Collection entries:

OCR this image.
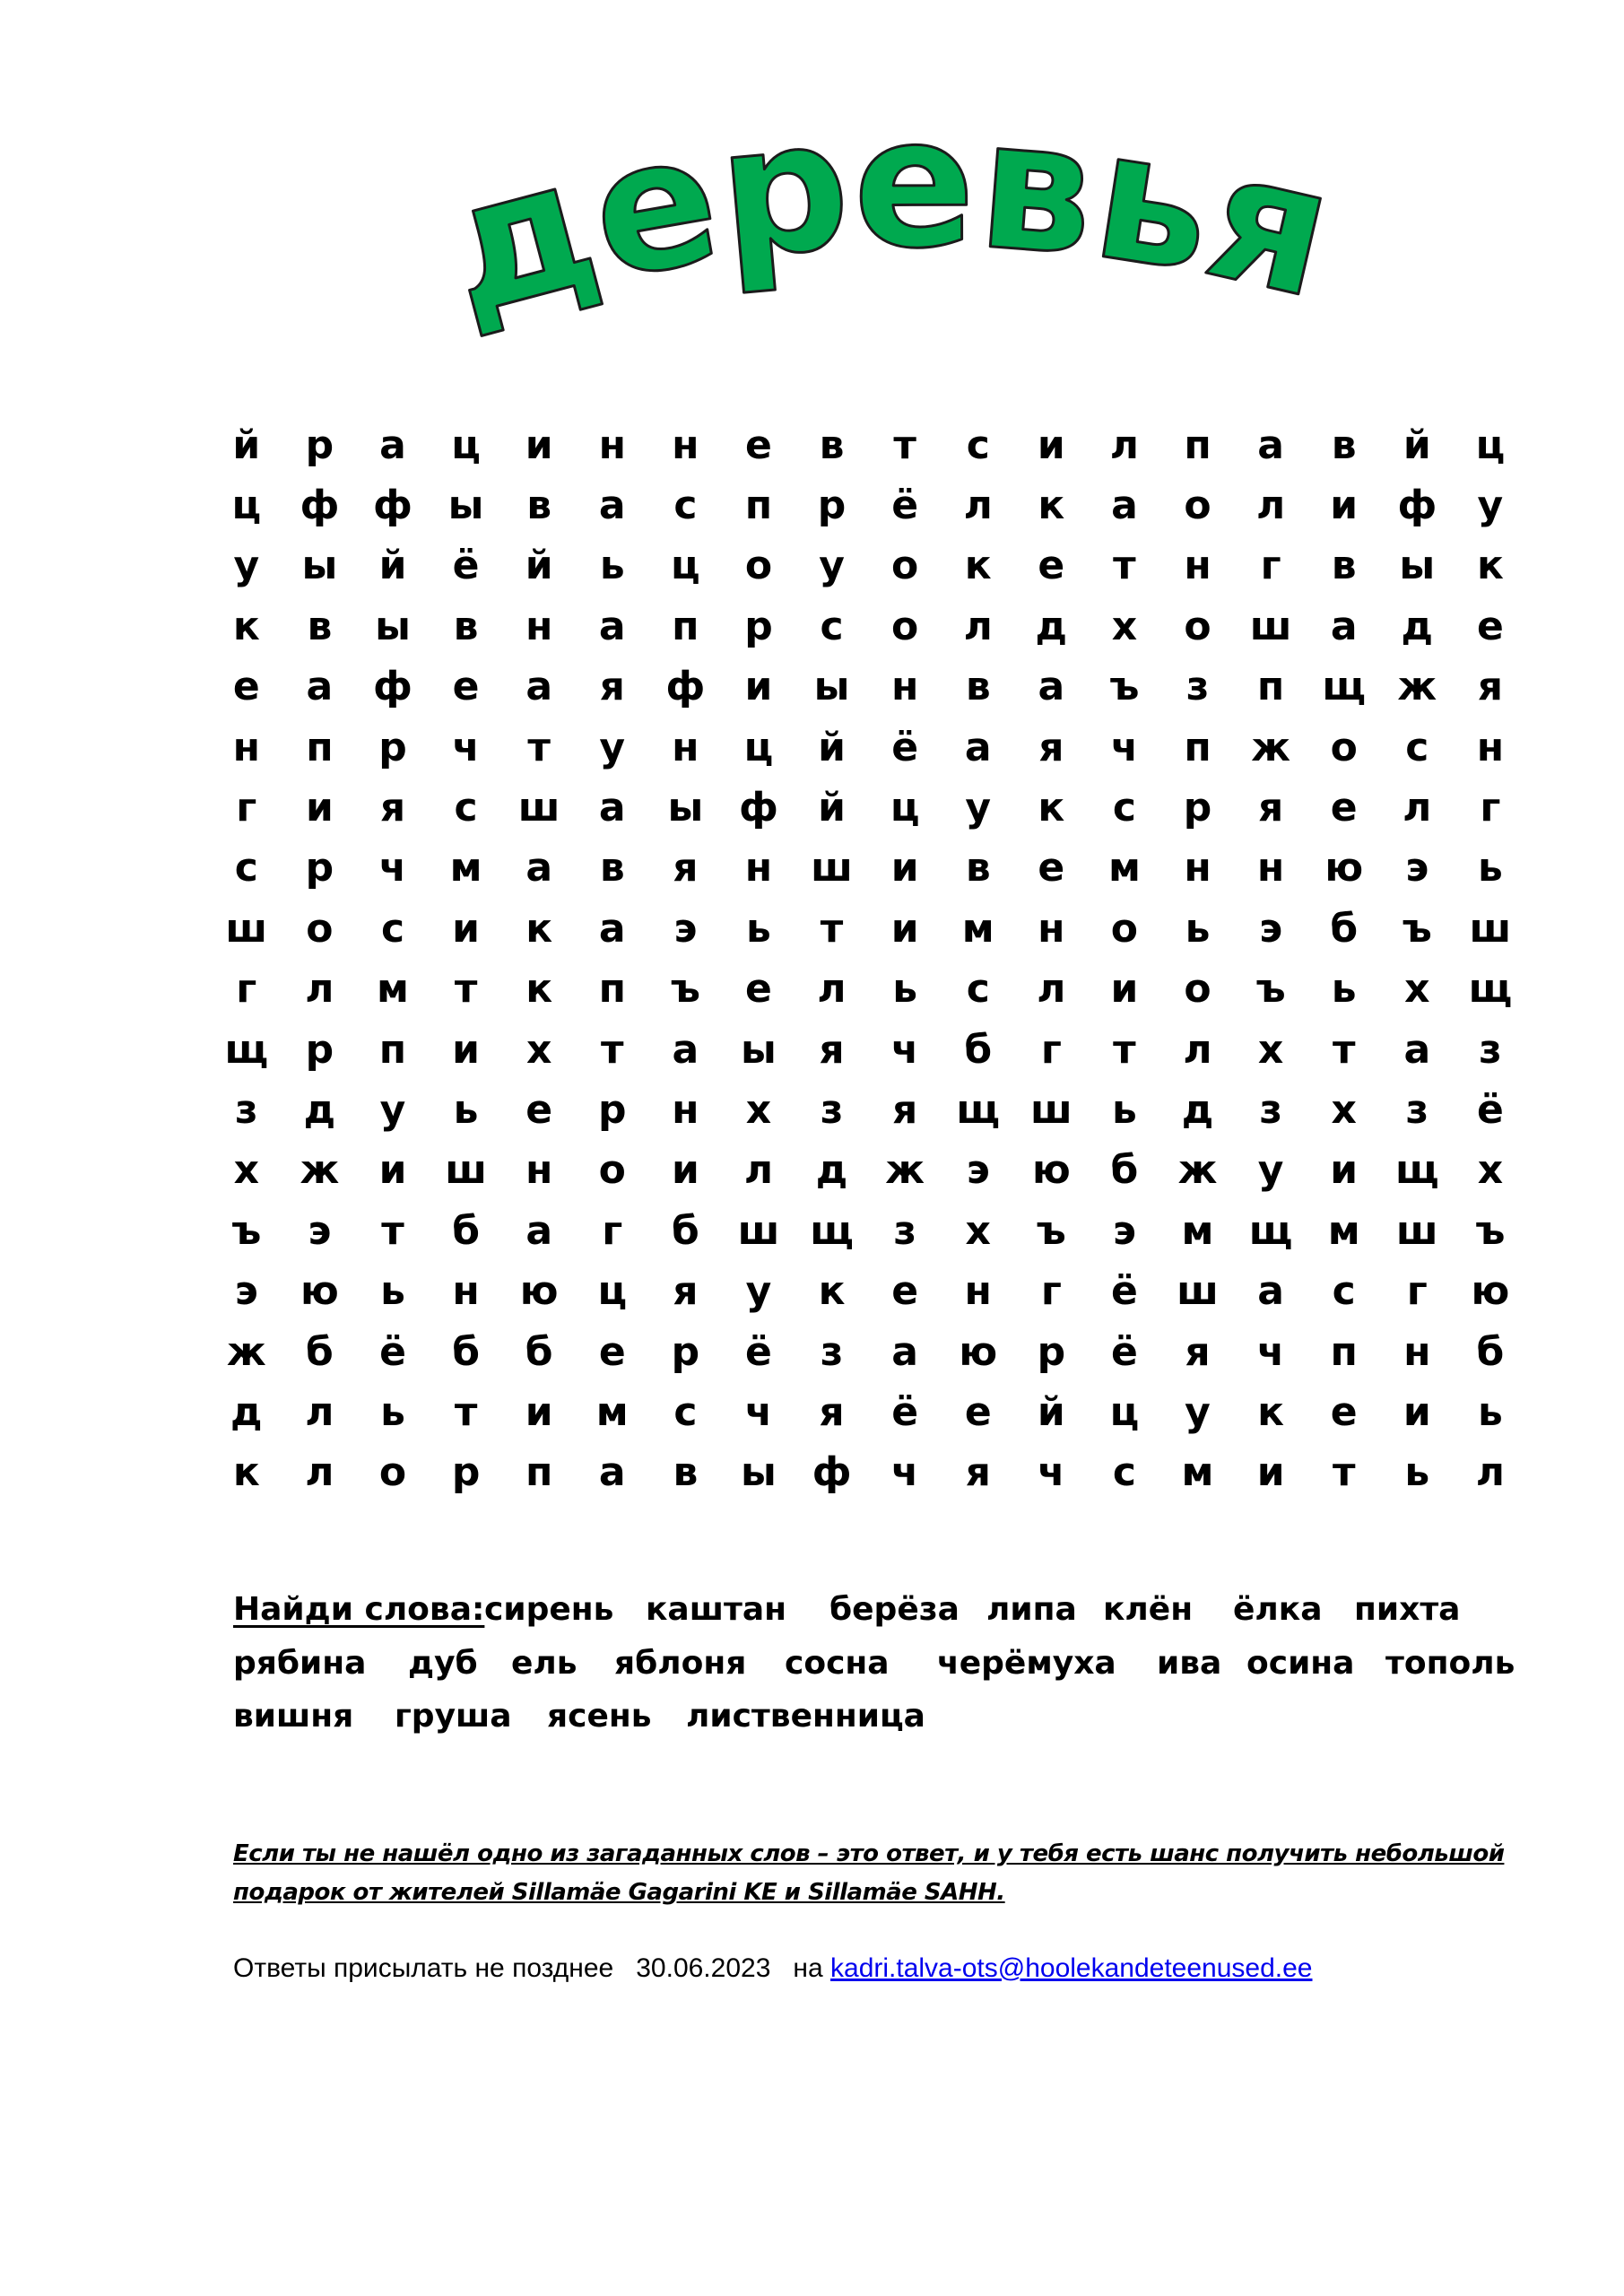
деревья
й	р	а	ц	и	н	н	е	в	т	с	и	л	п	а	в	й	ц
ц ф ф ы	в	а	с	п	р	ё	л	к	а	о	л	и	ф	у
у	ы	й	ё	й	ь	ц	о	у	о	к	е	т	н	г	в	ы	к
к	в	ы	в	н	а	п	р	с	о	л	д	х	о ш а	д	е
е	а	ф	е	а	я	ф	и	ы	н	в	а	ъ	з	п щ ж	я
н	п	р	ч	т	у	н	ц	й	ё	а	я	ч	п	ж	о	с	н
г	и	я	с	ш а	ы ф	й	ц	у	к	с	р	я	е	л	г
с	р	ч	м	а	в	я	н ш и	в	е	м	н	н	ю	э	ь
ш о	с	и	к	а	э	ь	т	и	м	н	о	ь	э	б	ъ ш
г	л	м	т	к	п	ъ	е	л	ь	с	л	и	о	ъ	ь	х щ
щ р	п	и	х	т	а	ы	я	ч	б	г	т	л	х	т	а	з
з	д	у	ь	е	р	н	х	з	я щ ш	ь	д	з	х	з	ё
х	ж	и ш н	о	и	л	д ж	э	ю	б	ж	у	и щ х
ъ	э	т	б	а	г	б ш щ	з	х	ъ	э	м щ м ш ъ
э	ю	ь	н	ю ц	я	у	к	е	н	г	ё ш а	с	г	ю
ж	б	ё	б	б	е	р	ё	з	а	ю	р	ё	я	ч	п	н	б
д	л	ь	т	и	м	с	ч	я	ё	е	й	ц	у	к	е	и	ь
к	л	о	р	п	а	в	ы ф	ч	я	ч	с	м	и	т	ь	л
Найди слова: сирень каштан берёза липа клён ёлка пихта
рябина дуб ель яблоня сосна черёмуха ива осина тополь
вишня груша ясень лиственница
Если ты не нашёл одно из загаданных слов – это ответ, и у тебя есть шанс получить небольшой
подарок от жителей Sillamäe Gagarini KE и Sillamäe SAHH.
Ответы присылать не позднее 30.06.2023 на kadri.talva-ots@hoolekandeteenused.ee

DIRECTIONS FOR THIS TASK — All records above are to be printed exactly, minus the pictures they contain.

TASK ANSWER —
OCR this image.
деревья
й	р	а	ц	и	н	н	е	в	т	с	и	л	п	а	в	й	ц
ц ф ф ы	в	а	с	п	р	ё	л	к	а	о	л	и	ф	у
у	ы	й	ё	й	ь	ц	о	у	о	к	е	т	н	г	в	ы	к
к	в	ы	в	н	а	п	р	с	о	л	д	х	о ш а	д	е
е	а	ф	е	а	я	ф	и	ы	н	в	а	ъ	з	п щ ж	я
н	п	р	ч	т	у	н	ц	й	ё	а	я	ч	п	ж	о	с	н
г	и	я	с	ш а	ы ф	й	ц	у	к	с	р	я	е	л	г
с	р	ч	м	а	в	я	н ш и	в	е	м	н	н	ю	э	ь
ш о	с	и	к	а	э	ь	т	и	м	н	о	ь	э	б	ъ ш
г	л	м	т	к	п	ъ	е	л	ь	с	л	и	о	ъ	ь	х щ
щ р	п	и	х	т	а	ы	я	ч	б	г	т	л	х	т	а	з
з	д	у	ь	е	р	н	х	з	я щ ш	ь	д	з	х	з	ё
х	ж	и ш н	о	и	л	д ж	э	ю	б	ж	у	и щ х
ъ	э	т	б	а	г	б ш щ	з	х	ъ	э	м щ м ш ъ
э	ю	ь	н	ю ц	я	у	к	е	н	г	ё ш а	с	г	ю
ж	б	ё	б	б	е	р	ё	з	а	ю	р	ё	я	ч	п	н	б
д	л	ь	т	и	м	с	ч	я	ё	е	й	ц	у	к	е	и	ь
к	л	о	р	п	а	в	ы ф	ч	я	ч	с	м	и	т	ь	л
Найди слова: сирень каштан берёза липа клён ёлка пихта
рябина дуб ель яблоня сосна черёмуха ива осина тополь
вишня груша ясень лиственница
Если ты не нашёл одно из загаданных слов – это ответ, и у тебя есть шанс получить небольшой
подарок от жителей Sillamäe Gagarini KE и Sillamäe SAHH.
Ответы присылать не позднее 30.06.2023 на kadri.talva-ots@hoolekandeteenused.ee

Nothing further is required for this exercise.